Required task: Reproduce each line exactly, including spacing and punctuation.

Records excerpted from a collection
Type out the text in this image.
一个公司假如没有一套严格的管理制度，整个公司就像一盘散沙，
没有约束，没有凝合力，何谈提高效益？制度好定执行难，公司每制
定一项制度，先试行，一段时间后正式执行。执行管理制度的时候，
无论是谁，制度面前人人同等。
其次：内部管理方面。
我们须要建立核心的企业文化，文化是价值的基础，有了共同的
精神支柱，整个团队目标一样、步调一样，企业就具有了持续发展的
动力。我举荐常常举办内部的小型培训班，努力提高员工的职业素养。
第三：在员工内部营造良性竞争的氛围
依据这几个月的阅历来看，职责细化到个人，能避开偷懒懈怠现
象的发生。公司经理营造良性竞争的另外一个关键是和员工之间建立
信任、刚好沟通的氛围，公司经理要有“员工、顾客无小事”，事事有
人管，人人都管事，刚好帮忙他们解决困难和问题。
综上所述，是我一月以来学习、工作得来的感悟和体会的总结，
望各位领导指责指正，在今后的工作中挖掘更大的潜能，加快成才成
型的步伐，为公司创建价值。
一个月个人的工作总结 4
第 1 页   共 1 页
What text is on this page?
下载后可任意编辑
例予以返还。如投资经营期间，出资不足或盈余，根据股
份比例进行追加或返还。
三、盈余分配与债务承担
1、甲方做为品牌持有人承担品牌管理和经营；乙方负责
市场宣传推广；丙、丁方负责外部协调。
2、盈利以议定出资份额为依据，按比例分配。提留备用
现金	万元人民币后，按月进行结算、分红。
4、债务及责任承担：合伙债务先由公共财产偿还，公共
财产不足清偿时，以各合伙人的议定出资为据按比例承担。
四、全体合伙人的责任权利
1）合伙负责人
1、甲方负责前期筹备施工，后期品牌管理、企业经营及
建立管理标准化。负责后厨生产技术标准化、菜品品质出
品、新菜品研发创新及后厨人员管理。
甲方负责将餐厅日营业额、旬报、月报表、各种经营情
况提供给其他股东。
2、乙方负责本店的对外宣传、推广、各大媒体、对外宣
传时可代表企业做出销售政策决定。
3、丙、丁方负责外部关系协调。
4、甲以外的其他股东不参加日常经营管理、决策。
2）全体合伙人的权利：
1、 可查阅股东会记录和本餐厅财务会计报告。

Answer:
Type out the text in this image.
一个公司假如没有一套严格的管理制度，整个公司就像一盘散沙，
没有约束，没有凝合力，何谈提高效益？制度好定执行难，公司每制
定一项制度，先试行，一段时间后正式执行。执行管理制度的时候，
无论是谁，制度面前人人同等。
其次：内部管理方面。
我们须要建立核心的企业文化，文化是价值的基础，有了共同的
精神支柱，整个团队目标一样、步调一样，企业就具有了持续发展的
动力。我举荐常常举办内部的小型培训班，努力提高员工的职业素养。
第三：在员工内部营造良性竞争的氛围
依据这几个月的阅历来看，职责细化到个人，能避开偷懒懈怠现
象的发生。公司经理营造良性竞争的另外一个关键是和员工之间建立
信任、刚好沟通的氛围，公司经理要有“员工、顾客无小事”，事事有
人管，人人都管事，刚好帮忙他们解决困难和问题。
综上所述，是我一月以来学习、工作得来的感悟和体会的总结，
望各位领导指责指正，在今后的工作中挖掘更大的潜能，加快成才成
型的步伐，为公司创建价值。
一个月个人的工作总结 4
第 1 页   共 1 页
What text is on this page?
下载后可任意编辑
例予以返还。如投资经营期间，出资不足或盈余，根据股
份比例进行追加或返还。
三、盈余分配与债务承担
1、甲方做为品牌持有人承担品牌管理和经营；乙方负责
市场宣传推广；丙、丁方负责外部协调。
2、盈利以议定出资份额为依据，按比例分配。提留备用
现金	万元人民币后，按月进行结算、分红。
4、债务及责任承担：合伙债务先由公共财产偿还，公共
财产不足清偿时，以各合伙人的议定出资为据按比例承担。
四、全体合伙人的责任权利
1）合伙负责人
1、甲方负责前期筹备施工，后期品牌管理、企业经营及
建立管理标准化。负责后厨生产技术标准化、菜品品质出
品、新菜品研发创新及后厨人员管理。
甲方负责将餐厅日营业额、旬报、月报表、各种经营情
况提供给其他股东。
2、乙方负责本店的对外宣传、推广、各大媒体、对外宣
传时可代表企业做出销售政策决定。
3、丙、丁方负责外部关系协调。
4、甲以外的其他股东不参加日常经营管理、决策。
2）全体合伙人的权利：
1、 可查阅股东会记录和本餐厅财务会计报告。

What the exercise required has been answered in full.